— Written instruction —
Print out every record exactly as it appears.

=====

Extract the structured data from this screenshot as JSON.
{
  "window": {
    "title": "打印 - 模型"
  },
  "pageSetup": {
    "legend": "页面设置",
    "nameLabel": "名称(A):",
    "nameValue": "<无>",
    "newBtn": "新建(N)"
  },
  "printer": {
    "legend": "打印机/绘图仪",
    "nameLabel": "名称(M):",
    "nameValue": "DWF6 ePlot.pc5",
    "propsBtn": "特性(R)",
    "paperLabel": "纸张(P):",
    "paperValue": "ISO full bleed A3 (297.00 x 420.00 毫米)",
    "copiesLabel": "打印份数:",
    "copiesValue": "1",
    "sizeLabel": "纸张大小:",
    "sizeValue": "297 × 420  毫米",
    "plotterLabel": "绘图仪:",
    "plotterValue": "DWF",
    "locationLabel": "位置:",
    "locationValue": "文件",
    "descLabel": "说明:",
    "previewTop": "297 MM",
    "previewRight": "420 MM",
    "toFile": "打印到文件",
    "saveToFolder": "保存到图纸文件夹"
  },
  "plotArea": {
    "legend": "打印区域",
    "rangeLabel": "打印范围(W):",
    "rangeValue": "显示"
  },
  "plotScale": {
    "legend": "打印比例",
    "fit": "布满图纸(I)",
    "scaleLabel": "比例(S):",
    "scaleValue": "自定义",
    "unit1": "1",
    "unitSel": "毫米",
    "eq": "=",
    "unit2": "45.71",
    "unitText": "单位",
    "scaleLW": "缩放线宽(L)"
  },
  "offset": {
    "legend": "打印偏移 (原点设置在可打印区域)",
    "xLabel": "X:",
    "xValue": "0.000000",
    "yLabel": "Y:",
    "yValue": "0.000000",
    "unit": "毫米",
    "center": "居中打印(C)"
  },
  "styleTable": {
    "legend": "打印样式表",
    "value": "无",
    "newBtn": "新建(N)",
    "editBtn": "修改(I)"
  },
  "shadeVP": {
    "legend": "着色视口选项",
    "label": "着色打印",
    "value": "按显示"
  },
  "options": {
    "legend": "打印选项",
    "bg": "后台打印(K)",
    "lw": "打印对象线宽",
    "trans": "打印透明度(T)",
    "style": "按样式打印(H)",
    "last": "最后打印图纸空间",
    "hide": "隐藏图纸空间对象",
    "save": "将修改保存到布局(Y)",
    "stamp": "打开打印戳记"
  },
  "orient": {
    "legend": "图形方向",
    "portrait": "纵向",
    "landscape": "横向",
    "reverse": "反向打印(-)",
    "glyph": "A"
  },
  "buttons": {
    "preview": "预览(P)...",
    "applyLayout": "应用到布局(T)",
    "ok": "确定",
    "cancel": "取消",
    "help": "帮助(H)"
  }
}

=====

— Task result —
Extract the structured data from this screenshot as JSON.
{
  "window": {
    "title": "打印 - 模型"
  },
  "pageSetup": {
    "legend": "页面设置",
    "nameLabel": "名称(A):",
    "nameValue": "<无>",
    "newBtn": "新建(N)"
  },
  "printer": {
    "legend": "打印机/绘图仪",
    "nameLabel": "名称(M):",
    "nameValue": "DWF6 ePlot.pc5",
    "propsBtn": "特性(R)",
    "paperLabel": "纸张(P):",
    "paperValue": "ISO full bleed A3 (297.00 x 420.00 毫米)",
    "copiesLabel": "打印份数:",
    "copiesValue": "1",
    "sizeLabel": "纸张大小:",
    "sizeValue": "297 × 420  毫米",
    "plotterLabel": "绘图仪:",
    "plotterValue": "DWF",
    "locationLabel": "位置:",
    "locationValue": "文件",
    "descLabel": "说明:",
    "previewTop": "297 MM",
    "previewRight": "420 MM",
    "toFile": "打印到文件",
    "saveToFolder": "保存到图纸文件夹"
  },
  "plotArea": {
    "legend": "打印区域",
    "rangeLabel": "打印范围(W):",
    "rangeValue": "显示"
  },
  "plotScale": {
    "legend": "打印比例",
    "fit": "布满图纸(I)",
    "scaleLabel": "比例(S):",
    "scaleValue": "自定义",
    "unit1": "1",
    "unitSel": "毫米",
    "eq": "=",
    "unit2": "45.71",
    "unitText": "单位",
    "scaleLW": "缩放线宽(L)"
  },
  "offset": {
    "legend": "打印偏移 (原点设置在可打印区域)",
    "xLabel": "X:",
    "xValue": "0.000000",
    "yLabel": "Y:",
    "yValue": "0.000000",
    "unit": "毫米",
    "center": "居中打印(C)"
  },
  "styleTable": {
    "legend": "打印样式表",
    "value": "无",
    "newBtn": "新建(N)",
    "editBtn": "修改(I)"
  },
  "shadeVP": {
    "legend": "着色视口选项",
    "label": "着色打印",
    "value": "按显示"
  },
  "options": {
    "legend": "打印选项",
    "bg": "后台打印(K)",
    "lw": "打印对象线宽",
    "trans": "打印透明度(T)",
    "style": "按样式打印(H)",
    "last": "最后打印图纸空间",
    "hide": "隐藏图纸空间对象",
    "save": "将修改保存到布局(Y)",
    "stamp": "打开打印戳记"
  },
  "orient": {
    "legend": "图形方向",
    "portrait": "纵向",
    "landscape": "横向",
    "reverse": "反向打印(-)",
    "glyph": "A"
  },
  "buttons": {
    "preview": "预览(P)...",
    "applyLayout": "应用到布局(T)",
    "ok": "确定",
    "cancel": "取消",
    "help": "帮助(H)"
  }
}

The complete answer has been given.